__Goal__. The records that follow must be repeated verbatim, every one of them.

__Provided information__.

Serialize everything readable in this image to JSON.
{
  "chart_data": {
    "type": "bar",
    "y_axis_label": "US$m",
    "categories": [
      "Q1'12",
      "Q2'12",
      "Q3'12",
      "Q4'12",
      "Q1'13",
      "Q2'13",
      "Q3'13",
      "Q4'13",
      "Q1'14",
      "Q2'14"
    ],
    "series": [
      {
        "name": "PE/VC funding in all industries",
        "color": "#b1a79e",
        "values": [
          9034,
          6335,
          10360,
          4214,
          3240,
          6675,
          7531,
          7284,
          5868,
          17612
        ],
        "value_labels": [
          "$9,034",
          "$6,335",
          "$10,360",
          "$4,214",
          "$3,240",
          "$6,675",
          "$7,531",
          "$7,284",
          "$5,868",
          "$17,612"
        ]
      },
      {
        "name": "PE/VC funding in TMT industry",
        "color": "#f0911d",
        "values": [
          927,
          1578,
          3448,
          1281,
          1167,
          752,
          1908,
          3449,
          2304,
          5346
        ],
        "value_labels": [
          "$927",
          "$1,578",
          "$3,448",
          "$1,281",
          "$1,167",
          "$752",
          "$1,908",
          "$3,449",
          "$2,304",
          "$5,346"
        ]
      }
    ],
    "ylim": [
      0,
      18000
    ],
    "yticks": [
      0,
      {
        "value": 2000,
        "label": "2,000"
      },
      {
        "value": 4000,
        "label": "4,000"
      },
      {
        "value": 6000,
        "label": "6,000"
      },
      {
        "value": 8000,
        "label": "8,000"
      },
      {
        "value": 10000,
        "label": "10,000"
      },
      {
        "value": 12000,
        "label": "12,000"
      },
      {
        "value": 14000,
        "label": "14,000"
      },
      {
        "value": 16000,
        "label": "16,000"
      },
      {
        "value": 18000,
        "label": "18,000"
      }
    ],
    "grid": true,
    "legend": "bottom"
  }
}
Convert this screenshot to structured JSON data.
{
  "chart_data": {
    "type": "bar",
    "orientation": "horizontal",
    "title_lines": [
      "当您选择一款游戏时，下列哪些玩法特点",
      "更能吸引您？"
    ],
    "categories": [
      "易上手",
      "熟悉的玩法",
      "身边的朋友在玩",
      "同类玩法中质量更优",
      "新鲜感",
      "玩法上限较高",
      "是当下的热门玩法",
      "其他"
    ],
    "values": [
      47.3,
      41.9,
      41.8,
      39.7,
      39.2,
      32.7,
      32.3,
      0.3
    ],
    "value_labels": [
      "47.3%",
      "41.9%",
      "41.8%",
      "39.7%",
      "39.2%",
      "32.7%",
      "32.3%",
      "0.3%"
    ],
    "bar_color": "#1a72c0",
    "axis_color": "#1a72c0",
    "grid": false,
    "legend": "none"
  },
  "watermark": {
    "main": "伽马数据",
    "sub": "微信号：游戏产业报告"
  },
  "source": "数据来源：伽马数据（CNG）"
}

__Task response__.
Serialize everything readable in this image to JSON.
{
  "chart_data": {
    "type": "bar",
    "y_axis_label": "US$m",
    "categories": [
      "Q1'12",
      "Q2'12",
      "Q3'12",
      "Q4'12",
      "Q1'13",
      "Q2'13",
      "Q3'13",
      "Q4'13",
      "Q1'14",
      "Q2'14"
    ],
    "series": [
      {
        "name": "PE/VC funding in all industries",
        "color": "#b1a79e",
        "values": [
          9034,
          6335,
          10360,
          4214,
          3240,
          6675,
          7531,
          7284,
          5868,
          17612
        ],
        "value_labels": [
          "$9,034",
          "$6,335",
          "$10,360",
          "$4,214",
          "$3,240",
          "$6,675",
          "$7,531",
          "$7,284",
          "$5,868",
          "$17,612"
        ]
      },
      {
        "name": "PE/VC funding in TMT industry",
        "color": "#f0911d",
        "values": [
          927,
          1578,
          3448,
          1281,
          1167,
          752,
          1908,
          3449,
          2304,
          5346
        ],
        "value_labels": [
          "$927",
          "$1,578",
          "$3,448",
          "$1,281",
          "$1,167",
          "$752",
          "$1,908",
          "$3,449",
          "$2,304",
          "$5,346"
        ]
      }
    ],
    "ylim": [
      0,
      18000
    ],
    "yticks": [
      0,
      {
        "value": 2000,
        "label": "2,000"
      },
      {
        "value": 4000,
        "label": "4,000"
      },
      {
        "value": 6000,
        "label": "6,000"
      },
      {
        "value": 8000,
        "label": "8,000"
      },
      {
        "value": 10000,
        "label": "10,000"
      },
      {
        "value": 12000,
        "label": "12,000"
      },
      {
        "value": 14000,
        "label": "14,000"
      },
      {
        "value": 16000,
        "label": "16,000"
      },
      {
        "value": 18000,
        "label": "18,000"
      }
    ],
    "grid": true,
    "legend": "bottom"
  }
}
Convert this screenshot to structured JSON data.
{
  "chart_data": {
    "type": "bar",
    "orientation": "horizontal",
    "title_lines": [
      "当您选择一款游戏时，下列哪些玩法特点",
      "更能吸引您？"
    ],
    "categories": [
      "易上手",
      "熟悉的玩法",
      "身边的朋友在玩",
      "同类玩法中质量更优",
      "新鲜感",
      "玩法上限较高",
      "是当下的热门玩法",
      "其他"
    ],
    "values": [
      47.3,
      41.9,
      41.8,
      39.7,
      39.2,
      32.7,
      32.3,
      0.3
    ],
    "value_labels": [
      "47.3%",
      "41.9%",
      "41.8%",
      "39.7%",
      "39.2%",
      "32.7%",
      "32.3%",
      "0.3%"
    ],
    "bar_color": "#1a72c0",
    "axis_color": "#1a72c0",
    "grid": false,
    "legend": "none"
  },
  "watermark": {
    "main": "伽马数据",
    "sub": "微信号：游戏产业报告"
  },
  "source": "数据来源：伽马数据（CNG）"
}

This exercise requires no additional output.